* [Information shown]

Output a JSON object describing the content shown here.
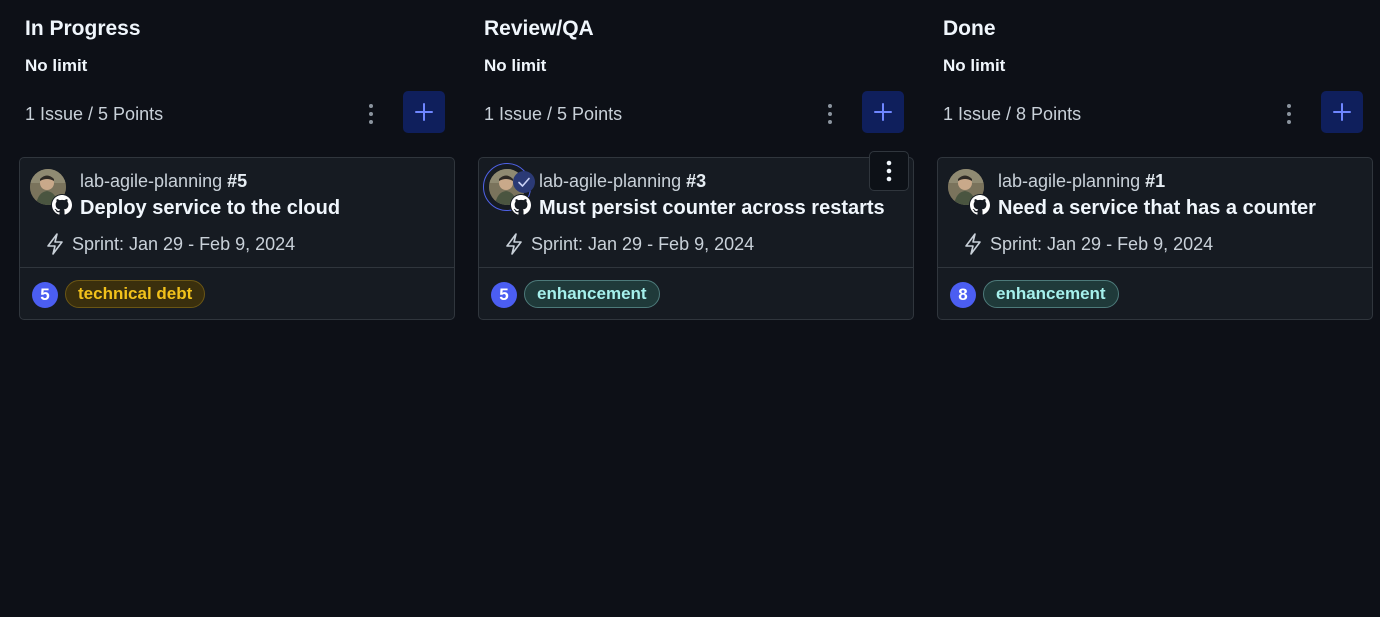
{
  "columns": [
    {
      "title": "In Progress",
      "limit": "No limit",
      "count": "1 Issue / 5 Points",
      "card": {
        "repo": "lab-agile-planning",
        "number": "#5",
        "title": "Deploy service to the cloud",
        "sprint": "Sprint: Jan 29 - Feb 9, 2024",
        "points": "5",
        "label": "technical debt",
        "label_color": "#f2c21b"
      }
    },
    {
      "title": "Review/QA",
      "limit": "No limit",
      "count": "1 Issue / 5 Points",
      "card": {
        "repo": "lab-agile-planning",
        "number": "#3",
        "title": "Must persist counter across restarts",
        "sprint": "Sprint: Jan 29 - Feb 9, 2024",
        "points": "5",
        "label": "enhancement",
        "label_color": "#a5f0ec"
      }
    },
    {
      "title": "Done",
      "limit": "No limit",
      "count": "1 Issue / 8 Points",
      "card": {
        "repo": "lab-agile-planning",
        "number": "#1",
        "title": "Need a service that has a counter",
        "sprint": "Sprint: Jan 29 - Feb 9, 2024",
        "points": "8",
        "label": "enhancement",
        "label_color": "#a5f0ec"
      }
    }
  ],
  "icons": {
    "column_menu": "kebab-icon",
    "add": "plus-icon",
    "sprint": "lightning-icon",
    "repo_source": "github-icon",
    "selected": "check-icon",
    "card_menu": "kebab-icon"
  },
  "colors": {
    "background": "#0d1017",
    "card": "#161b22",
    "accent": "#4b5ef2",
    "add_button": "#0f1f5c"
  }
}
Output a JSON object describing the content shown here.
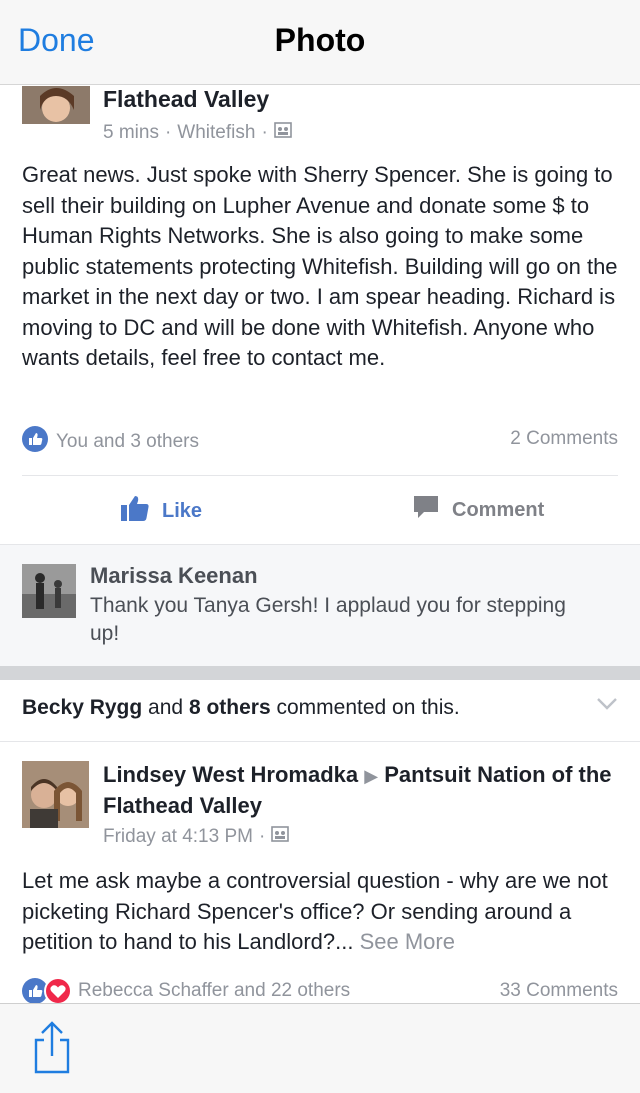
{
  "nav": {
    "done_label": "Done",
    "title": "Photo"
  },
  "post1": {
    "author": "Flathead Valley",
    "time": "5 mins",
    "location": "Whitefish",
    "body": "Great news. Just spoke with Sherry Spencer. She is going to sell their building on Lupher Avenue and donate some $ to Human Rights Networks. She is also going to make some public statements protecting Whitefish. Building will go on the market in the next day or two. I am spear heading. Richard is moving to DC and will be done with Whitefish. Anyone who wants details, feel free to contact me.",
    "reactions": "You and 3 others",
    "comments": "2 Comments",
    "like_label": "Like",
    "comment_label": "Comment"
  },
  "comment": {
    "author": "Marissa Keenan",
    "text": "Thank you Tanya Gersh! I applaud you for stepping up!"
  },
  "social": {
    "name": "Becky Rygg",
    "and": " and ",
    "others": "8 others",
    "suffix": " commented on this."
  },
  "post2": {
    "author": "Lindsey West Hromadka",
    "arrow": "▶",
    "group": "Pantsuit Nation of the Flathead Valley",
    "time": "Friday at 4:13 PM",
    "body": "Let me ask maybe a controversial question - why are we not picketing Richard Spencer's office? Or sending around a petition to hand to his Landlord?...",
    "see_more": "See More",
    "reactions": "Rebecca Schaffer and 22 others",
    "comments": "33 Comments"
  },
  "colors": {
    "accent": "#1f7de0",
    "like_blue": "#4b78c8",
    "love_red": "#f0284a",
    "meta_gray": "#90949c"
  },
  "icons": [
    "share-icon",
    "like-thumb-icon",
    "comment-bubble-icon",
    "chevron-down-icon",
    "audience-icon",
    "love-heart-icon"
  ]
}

--

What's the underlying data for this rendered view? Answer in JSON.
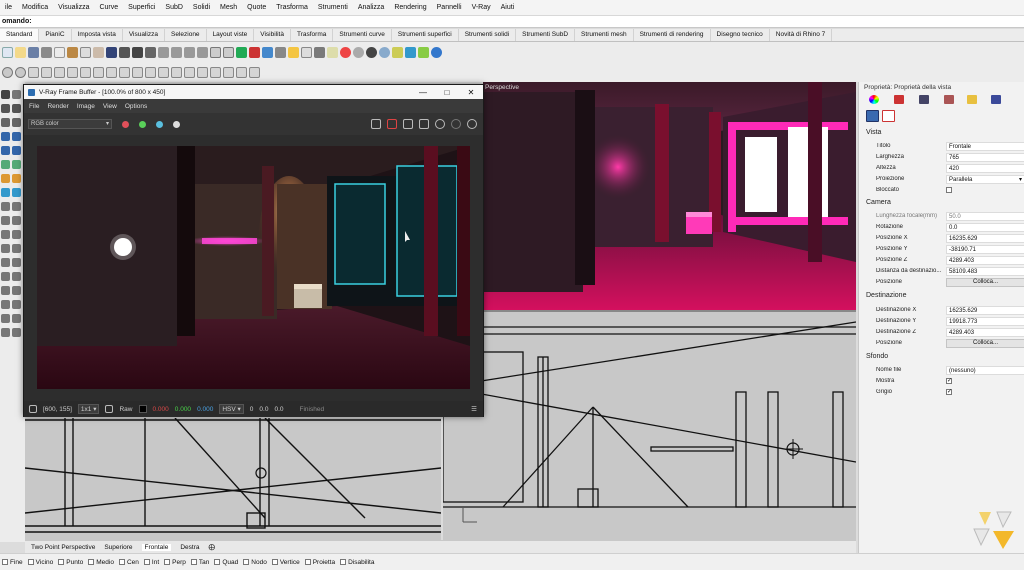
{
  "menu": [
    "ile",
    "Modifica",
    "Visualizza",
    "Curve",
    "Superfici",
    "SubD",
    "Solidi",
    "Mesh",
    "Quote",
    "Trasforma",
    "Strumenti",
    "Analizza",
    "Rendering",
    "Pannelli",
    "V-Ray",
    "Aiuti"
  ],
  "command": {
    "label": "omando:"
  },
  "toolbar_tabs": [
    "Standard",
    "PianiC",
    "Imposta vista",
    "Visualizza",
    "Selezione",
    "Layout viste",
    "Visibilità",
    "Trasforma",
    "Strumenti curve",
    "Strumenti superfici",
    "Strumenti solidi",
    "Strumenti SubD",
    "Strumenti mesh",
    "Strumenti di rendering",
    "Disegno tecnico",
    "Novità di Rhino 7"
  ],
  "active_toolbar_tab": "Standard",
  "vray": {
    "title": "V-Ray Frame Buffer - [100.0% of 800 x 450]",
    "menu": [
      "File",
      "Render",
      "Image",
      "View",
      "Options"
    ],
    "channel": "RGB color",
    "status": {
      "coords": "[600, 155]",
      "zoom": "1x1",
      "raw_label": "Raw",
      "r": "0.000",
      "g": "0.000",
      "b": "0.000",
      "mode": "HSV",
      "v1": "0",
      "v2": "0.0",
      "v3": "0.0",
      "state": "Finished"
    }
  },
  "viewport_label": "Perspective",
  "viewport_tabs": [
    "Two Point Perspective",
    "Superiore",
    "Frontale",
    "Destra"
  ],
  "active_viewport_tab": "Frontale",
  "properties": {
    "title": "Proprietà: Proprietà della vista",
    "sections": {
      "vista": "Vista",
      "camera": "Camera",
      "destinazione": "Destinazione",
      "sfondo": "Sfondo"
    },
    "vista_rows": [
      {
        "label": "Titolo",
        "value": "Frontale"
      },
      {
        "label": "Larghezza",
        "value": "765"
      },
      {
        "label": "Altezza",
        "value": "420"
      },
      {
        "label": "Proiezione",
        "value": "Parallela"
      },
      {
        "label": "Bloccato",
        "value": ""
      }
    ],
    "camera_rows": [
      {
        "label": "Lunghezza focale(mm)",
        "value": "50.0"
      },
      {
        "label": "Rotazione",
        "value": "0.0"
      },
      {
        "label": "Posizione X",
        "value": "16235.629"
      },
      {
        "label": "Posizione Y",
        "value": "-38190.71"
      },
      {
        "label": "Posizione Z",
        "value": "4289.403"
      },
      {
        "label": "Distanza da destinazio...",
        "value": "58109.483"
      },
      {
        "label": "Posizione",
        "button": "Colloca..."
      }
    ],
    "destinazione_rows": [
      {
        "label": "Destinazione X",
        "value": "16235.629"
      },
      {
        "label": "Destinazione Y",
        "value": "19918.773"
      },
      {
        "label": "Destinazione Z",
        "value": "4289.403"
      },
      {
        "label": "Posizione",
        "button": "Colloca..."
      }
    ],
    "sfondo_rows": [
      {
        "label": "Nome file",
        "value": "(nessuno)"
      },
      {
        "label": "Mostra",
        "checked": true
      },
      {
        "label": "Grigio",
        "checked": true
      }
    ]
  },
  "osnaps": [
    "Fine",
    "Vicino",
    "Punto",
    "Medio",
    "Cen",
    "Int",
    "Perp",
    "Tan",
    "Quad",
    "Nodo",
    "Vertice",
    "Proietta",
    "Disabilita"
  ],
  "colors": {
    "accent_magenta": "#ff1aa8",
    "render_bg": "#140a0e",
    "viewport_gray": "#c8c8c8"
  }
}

* [What to do]
Where a line above contains the string "Comments", copy that line.

* [Answer in full]
    "comments": "2 Comments",
    "comments": "33 Comments"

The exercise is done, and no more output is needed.